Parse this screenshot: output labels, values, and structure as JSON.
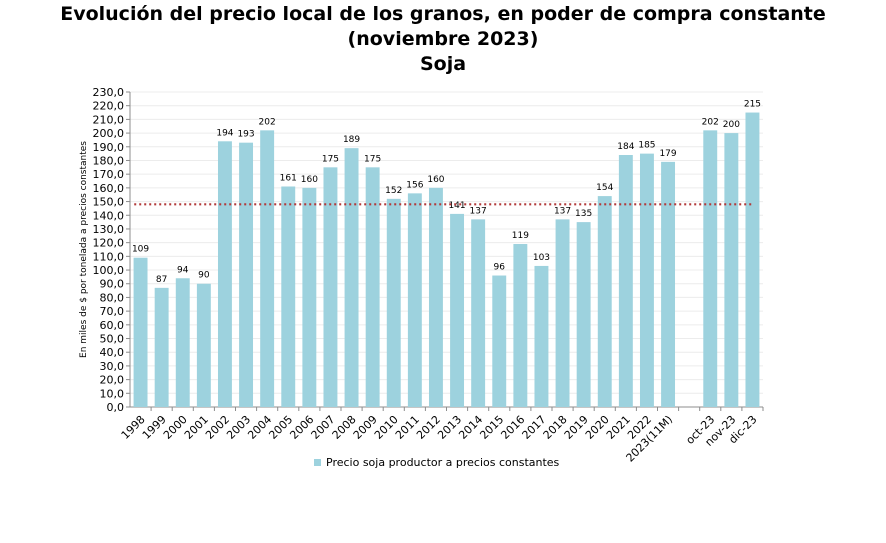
{
  "chart_data": {
    "type": "bar",
    "title": "Evolución del precio local de los granos, en poder de compra constante (noviembre 2023)",
    "subtitle": "Soja",
    "ylabel": "En miles de $ por tonelada a precios constantes",
    "xlabel": "",
    "ylim": [
      0,
      230
    ],
    "ystep": 10,
    "grid": true,
    "legend_position": "bottom",
    "categories": [
      "1998",
      "1999",
      "2000",
      "2001",
      "2002",
      "2003",
      "2004",
      "2005",
      "2006",
      "2007",
      "2008",
      "2009",
      "2010",
      "2011",
      "2012",
      "2013",
      "2014",
      "2015",
      "2016",
      "2017",
      "2018",
      "2019",
      "2020",
      "2021",
      "2022",
      "2023(11M)",
      "",
      "oct-23",
      "nov-23",
      "dic-23"
    ],
    "series": [
      {
        "name": "Precio soja productor a precios constantes",
        "values": [
          109,
          87,
          94,
          90,
          194,
          193,
          202,
          161,
          160,
          175,
          189,
          175,
          152,
          156,
          160,
          141,
          137,
          96,
          119,
          103,
          137,
          135,
          154,
          184,
          185,
          179,
          null,
          202,
          200,
          215
        ],
        "color": "#9dd2de"
      }
    ],
    "reference_line": {
      "value": 148,
      "color": "#b23a3a",
      "style": "dotted"
    }
  }
}
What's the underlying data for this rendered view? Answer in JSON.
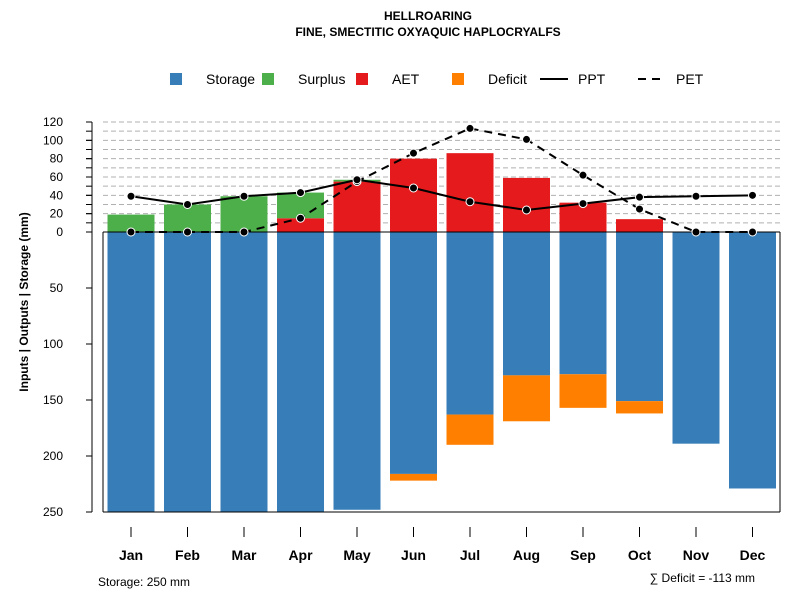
{
  "chart_data": {
    "type": "bar",
    "title": "HELLROARING",
    "subtitle": "FINE, SMECTITIC OXYAQUIC HAPLOCRYALFS",
    "ylabel": "Inputs | Outputs | Storage     (mm)",
    "categories": [
      "Jan",
      "Feb",
      "Mar",
      "Apr",
      "May",
      "Jun",
      "Jul",
      "Aug",
      "Sep",
      "Oct",
      "Nov",
      "Dec"
    ],
    "legend": [
      {
        "name": "Storage",
        "kind": "box",
        "color": "#377EB8"
      },
      {
        "name": "Surplus",
        "kind": "box",
        "color": "#4DAF4A"
      },
      {
        "name": "AET",
        "kind": "box",
        "color": "#E41A1C"
      },
      {
        "name": "Deficit",
        "kind": "box",
        "color": "#FF7F00"
      },
      {
        "name": "PPT",
        "kind": "solid-line",
        "color": "#000000"
      },
      {
        "name": "PET",
        "kind": "dashed-line",
        "color": "#000000"
      }
    ],
    "series": [
      {
        "name": "AET",
        "values": [
          0,
          0,
          0,
          15,
          55,
          80,
          86,
          59,
          32,
          14,
          0,
          0
        ]
      },
      {
        "name": "Surplus",
        "values": [
          19,
          30,
          39,
          28,
          2,
          0,
          0,
          0,
          0,
          0,
          0,
          0
        ]
      },
      {
        "name": "Storage",
        "values": [
          250,
          250,
          250,
          250,
          248,
          216,
          163,
          128,
          127,
          151,
          189,
          229
        ]
      },
      {
        "name": "Deficit",
        "values": [
          0,
          0,
          0,
          0,
          0,
          6,
          27,
          41,
          30,
          11,
          0,
          0
        ]
      },
      {
        "name": "PPT",
        "values": [
          39,
          30,
          39,
          43,
          57,
          48,
          33,
          24,
          31,
          38,
          39,
          40
        ]
      },
      {
        "name": "PET",
        "values": [
          0,
          0,
          0,
          15,
          55,
          86,
          113,
          101,
          62,
          25,
          0,
          0
        ]
      }
    ],
    "upper_ticks": [
      0,
      20,
      40,
      60,
      80,
      100,
      120
    ],
    "lower_ticks": [
      50,
      100,
      150,
      200,
      250
    ],
    "upper_ylim": [
      0,
      120
    ],
    "lower_ylim": [
      0,
      250
    ]
  },
  "footer": {
    "storage_note": "Storage: 250 mm",
    "deficit_note": "∑ Deficit = -113 mm"
  }
}
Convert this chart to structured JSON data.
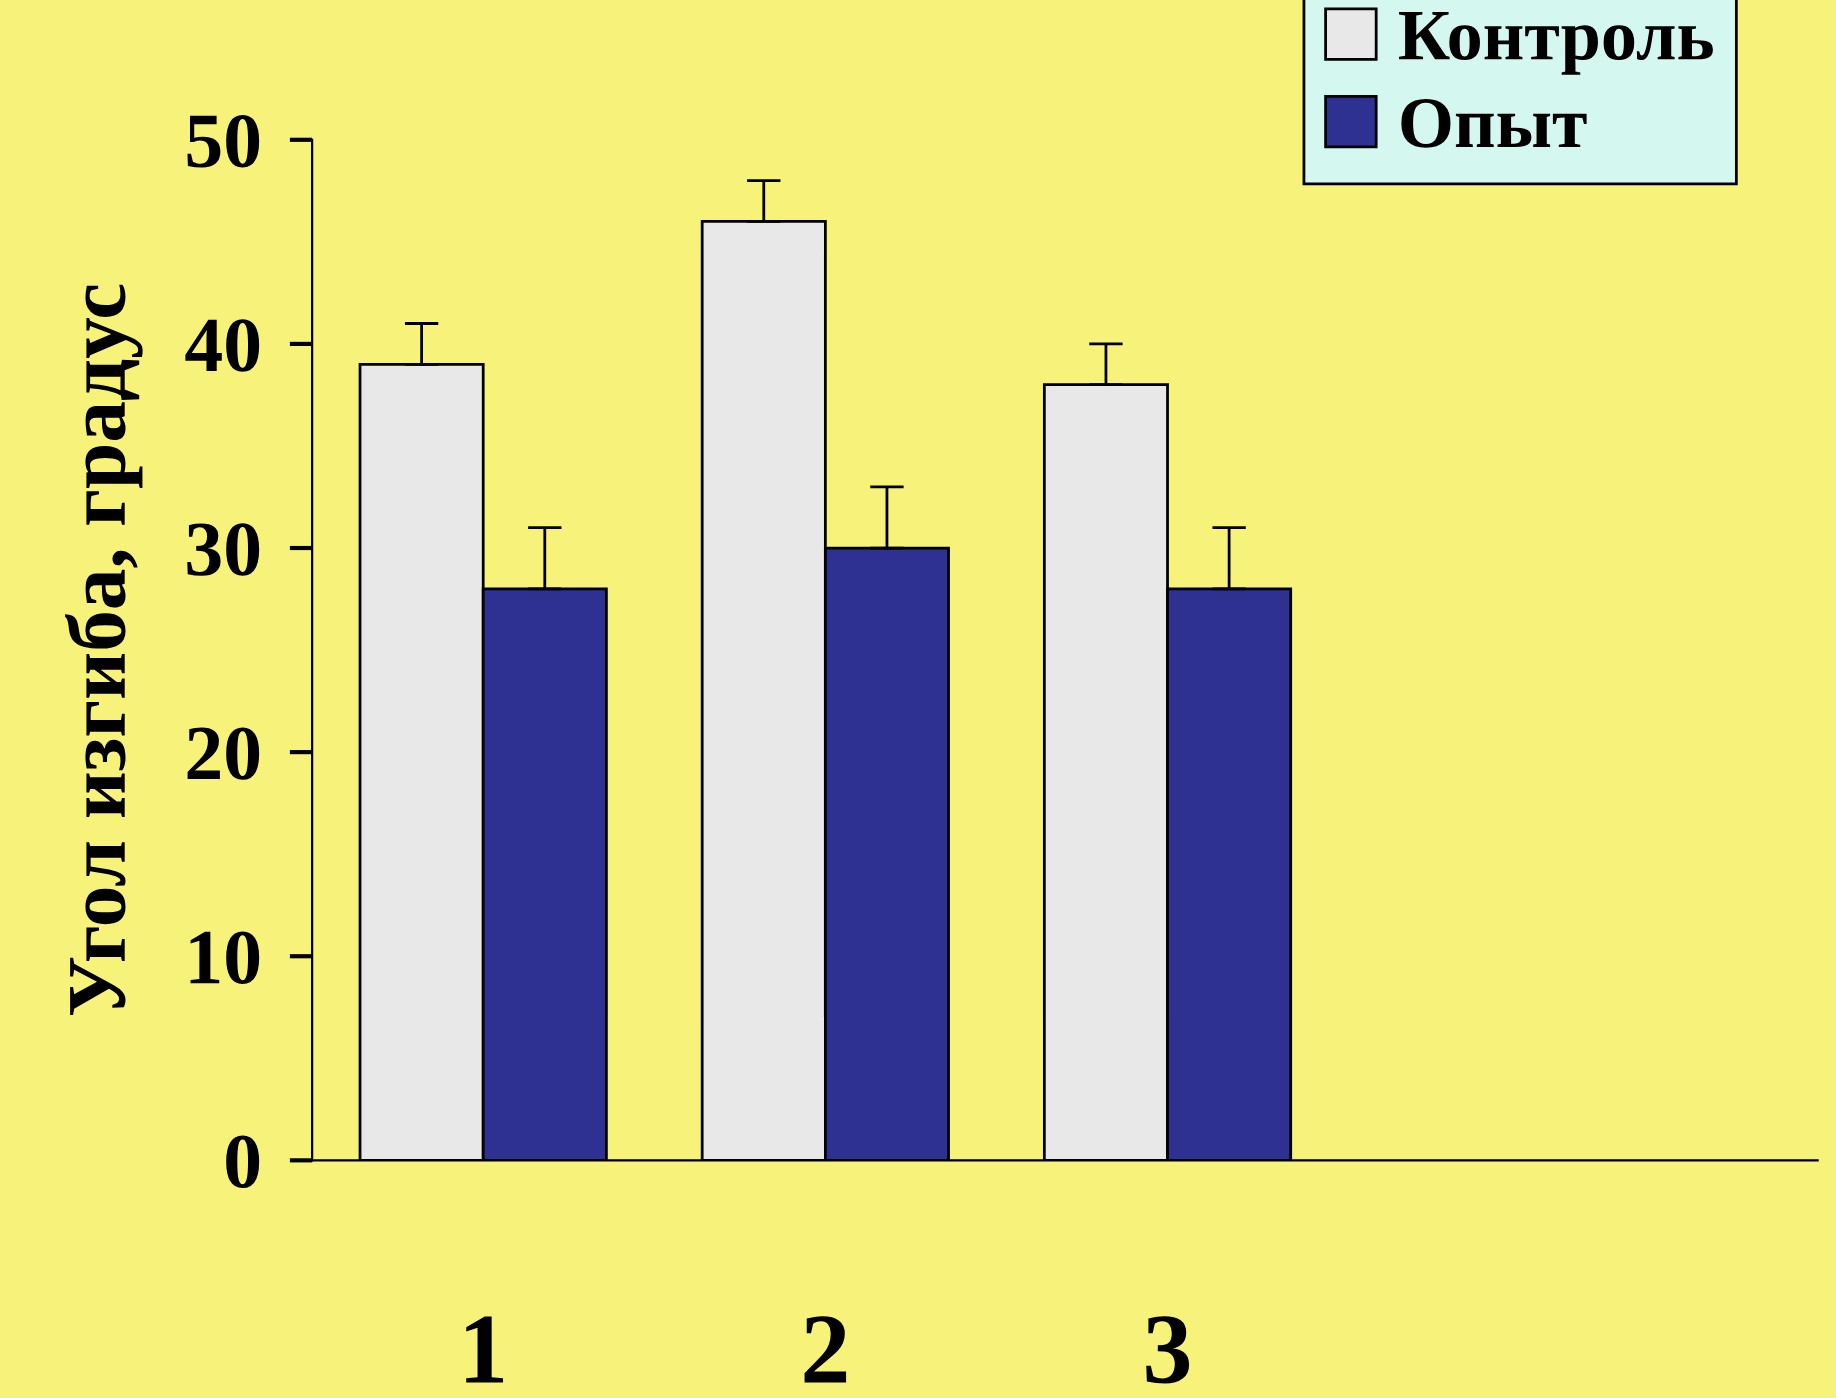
{
  "chart_data": {
    "type": "bar",
    "ylabel": "Угол изгиба, градус",
    "categories": [
      "1",
      "2",
      "3"
    ],
    "series": [
      {
        "name": "Контроль",
        "color": "#e8e8e8",
        "values": [
          39,
          46,
          38
        ],
        "errors": [
          [
            39,
            41
          ],
          [
            46,
            48
          ],
          [
            38,
            40
          ]
        ]
      },
      {
        "name": "Опыт",
        "color": "#2e3192",
        "values": [
          28,
          30,
          28
        ],
        "errors": [
          [
            28,
            31
          ],
          [
            30,
            33
          ],
          [
            28,
            31
          ]
        ]
      }
    ],
    "ylim": [
      0,
      50
    ],
    "yticks": [
      0,
      10,
      20,
      30,
      40,
      50
    ],
    "grid": false,
    "legend": "top right"
  }
}
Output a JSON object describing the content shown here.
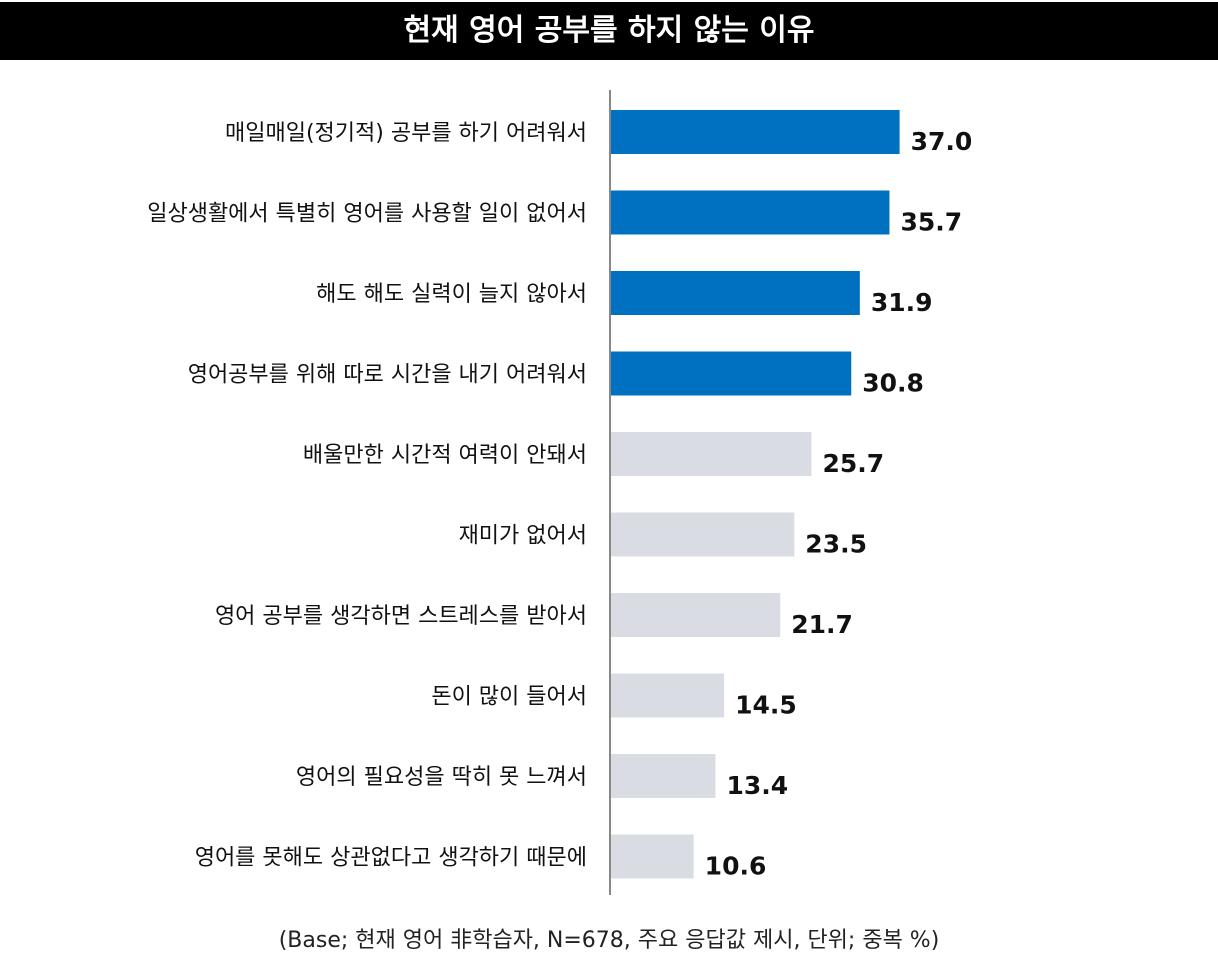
{
  "chart_data": {
    "type": "bar",
    "orientation": "horizontal",
    "title": "현재 영어 공부를 하지 않는 이유",
    "categories": [
      "매일매일(정기적) 공부를 하기 어려워서",
      "일상생활에서 특별히 영어를 사용할 일이 없어서",
      "해도 해도 실력이 늘지 않아서",
      "영어공부를 위해 따로 시간을 내기 어려워서",
      "배울만한 시간적 여력이 안돼서",
      "재미가 없어서",
      "영어 공부를 생각하면 스트레스를 받아서",
      "돈이 많이 들어서",
      "영어의 필요성을 딱히 못 느껴서",
      "영어를 못해도 상관없다고 생각하기 때문에"
    ],
    "values": [
      37.0,
      35.7,
      31.9,
      30.8,
      25.7,
      23.5,
      21.7,
      14.5,
      13.4,
      10.6
    ],
    "value_labels": [
      "37.0",
      "35.7",
      "31.9",
      "30.8",
      "25.7",
      "23.5",
      "21.7",
      "14.5",
      "13.4",
      "10.6"
    ],
    "highlight_top_n": 4,
    "colors": {
      "highlight": "#0070C0",
      "normal": "#D9DDE3",
      "axis": "#888888",
      "title_bg": "#000000",
      "title_text": "#FFFFFF"
    },
    "xlim": [
      0,
      40
    ],
    "grid": false,
    "legend": "none",
    "footnote": "(Base; 현재 영어 非학습자, N=678, 주요 응답값 제시, 단위; 중복 %)"
  }
}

-- What is needed --
Write the records above out again exactly, with no pictures in your copy.

-- Finished answer --
Parse this screenshot: output labels, values, and structure as JSON.
{
  "chart_data": {
    "type": "bar",
    "title": "Evolución del precio local de los granos, en poder de compra constante (noviembre 2023)",
    "subtitle": "Soja",
    "ylabel": "En miles de $ por tonelada a precios constantes",
    "xlabel": "",
    "ylim": [
      0,
      230
    ],
    "ystep": 10,
    "grid": true,
    "legend_position": "bottom",
    "categories": [
      "1998",
      "1999",
      "2000",
      "2001",
      "2002",
      "2003",
      "2004",
      "2005",
      "2006",
      "2007",
      "2008",
      "2009",
      "2010",
      "2011",
      "2012",
      "2013",
      "2014",
      "2015",
      "2016",
      "2017",
      "2018",
      "2019",
      "2020",
      "2021",
      "2022",
      "2023(11M)",
      "",
      "oct-23",
      "nov-23",
      "dic-23"
    ],
    "series": [
      {
        "name": "Precio soja productor a precios constantes",
        "values": [
          109,
          87,
          94,
          90,
          194,
          193,
          202,
          161,
          160,
          175,
          189,
          175,
          152,
          156,
          160,
          141,
          137,
          96,
          119,
          103,
          137,
          135,
          154,
          184,
          185,
          179,
          null,
          202,
          200,
          215
        ],
        "color": "#9dd2de"
      }
    ],
    "reference_line": {
      "value": 148,
      "color": "#b23a3a",
      "style": "dotted"
    }
  }
}
What's the underlying data for this rendered view? Answer in JSON.
{
  "chart_data": {
    "type": "bar",
    "title": "HELLROARING",
    "subtitle": "FINE, SMECTITIC OXYAQUIC HAPLOCRYALFS",
    "ylabel": "Inputs | Outputs | Storage     (mm)",
    "categories": [
      "Jan",
      "Feb",
      "Mar",
      "Apr",
      "May",
      "Jun",
      "Jul",
      "Aug",
      "Sep",
      "Oct",
      "Nov",
      "Dec"
    ],
    "legend": [
      {
        "name": "Storage",
        "kind": "box",
        "color": "#377EB8"
      },
      {
        "name": "Surplus",
        "kind": "box",
        "color": "#4DAF4A"
      },
      {
        "name": "AET",
        "kind": "box",
        "color": "#E41A1C"
      },
      {
        "name": "Deficit",
        "kind": "box",
        "color": "#FF7F00"
      },
      {
        "name": "PPT",
        "kind": "solid-line",
        "color": "#000000"
      },
      {
        "name": "PET",
        "kind": "dashed-line",
        "color": "#000000"
      }
    ],
    "series": [
      {
        "name": "AET",
        "values": [
          0,
          0,
          0,
          15,
          55,
          80,
          86,
          59,
          32,
          14,
          0,
          0
        ]
      },
      {
        "name": "Surplus",
        "values": [
          19,
          30,
          39,
          28,
          2,
          0,
          0,
          0,
          0,
          0,
          0,
          0
        ]
      },
      {
        "name": "Storage",
        "values": [
          250,
          250,
          250,
          250,
          248,
          216,
          163,
          128,
          127,
          151,
          189,
          229
        ]
      },
      {
        "name": "Deficit",
        "values": [
          0,
          0,
          0,
          0,
          0,
          6,
          27,
          41,
          30,
          11,
          0,
          0
        ]
      },
      {
        "name": "PPT",
        "values": [
          39,
          30,
          39,
          43,
          57,
          48,
          33,
          24,
          31,
          38,
          39,
          40
        ]
      },
      {
        "name": "PET",
        "values": [
          0,
          0,
          0,
          15,
          55,
          86,
          113,
          101,
          62,
          25,
          0,
          0
        ]
      }
    ],
    "upper_ticks": [
      0,
      20,
      40,
      60,
      80,
      100,
      120
    ],
    "lower_ticks": [
      50,
      100,
      150,
      200,
      250
    ],
    "upper_ylim": [
      0,
      120
    ],
    "lower_ylim": [
      0,
      250
    ]
  },
  "footer": {
    "storage_note": "Storage: 250 mm",
    "deficit_note": "∑ Deficit = -113 mm"
  }
}
Convert this chart to structured JSON data.
{
  "chart_data": {
    "type": "bar",
    "ylabel": "Угол изгиба, градус",
    "categories": [
      "1",
      "2",
      "3"
    ],
    "series": [
      {
        "name": "Контроль",
        "color": "#e8e8e8",
        "values": [
          39,
          46,
          38
        ],
        "errors": [
          [
            39,
            41
          ],
          [
            46,
            48
          ],
          [
            38,
            40
          ]
        ]
      },
      {
        "name": "Опыт",
        "color": "#2e3192",
        "values": [
          28,
          30,
          28
        ],
        "errors": [
          [
            28,
            31
          ],
          [
            30,
            33
          ],
          [
            28,
            31
          ]
        ]
      }
    ],
    "ylim": [
      0,
      50
    ],
    "yticks": [
      0,
      10,
      20,
      30,
      40,
      50
    ],
    "grid": false,
    "legend": "top right"
  }
}
Output a JSON object describing the content shown here.
{
  "chart_data": {
    "type": "bar",
    "orientation": "horizontal",
    "title": "현재 영어 공부를 하지 않는 이유",
    "categories": [
      "매일매일(정기적) 공부를 하기 어려워서",
      "일상생활에서 특별히 영어를 사용할 일이 없어서",
      "해도 해도 실력이 늘지 않아서",
      "영어공부를 위해 따로 시간을 내기 어려워서",
      "배울만한 시간적 여력이 안돼서",
      "재미가 없어서",
      "영어 공부를 생각하면 스트레스를 받아서",
      "돈이 많이 들어서",
      "영어의 필요성을 딱히 못 느껴서",
      "영어를 못해도 상관없다고 생각하기 때문에"
    ],
    "values": [
      37.0,
      35.7,
      31.9,
      30.8,
      25.7,
      23.5,
      21.7,
      14.5,
      13.4,
      10.6
    ],
    "value_labels": [
      "37.0",
      "35.7",
      "31.9",
      "30.8",
      "25.7",
      "23.5",
      "21.7",
      "14.5",
      "13.4",
      "10.6"
    ],
    "highlight_top_n": 4,
    "colors": {
      "highlight": "#0070C0",
      "normal": "#D9DDE3",
      "axis": "#888888",
      "title_bg": "#000000",
      "title_text": "#FFFFFF"
    },
    "xlim": [
      0,
      40
    ],
    "grid": false,
    "legend": "none",
    "footnote": "(Base; 현재 영어 非학습자, N=678, 주요 응답값 제시, 단위; 중복 %)"
  }
}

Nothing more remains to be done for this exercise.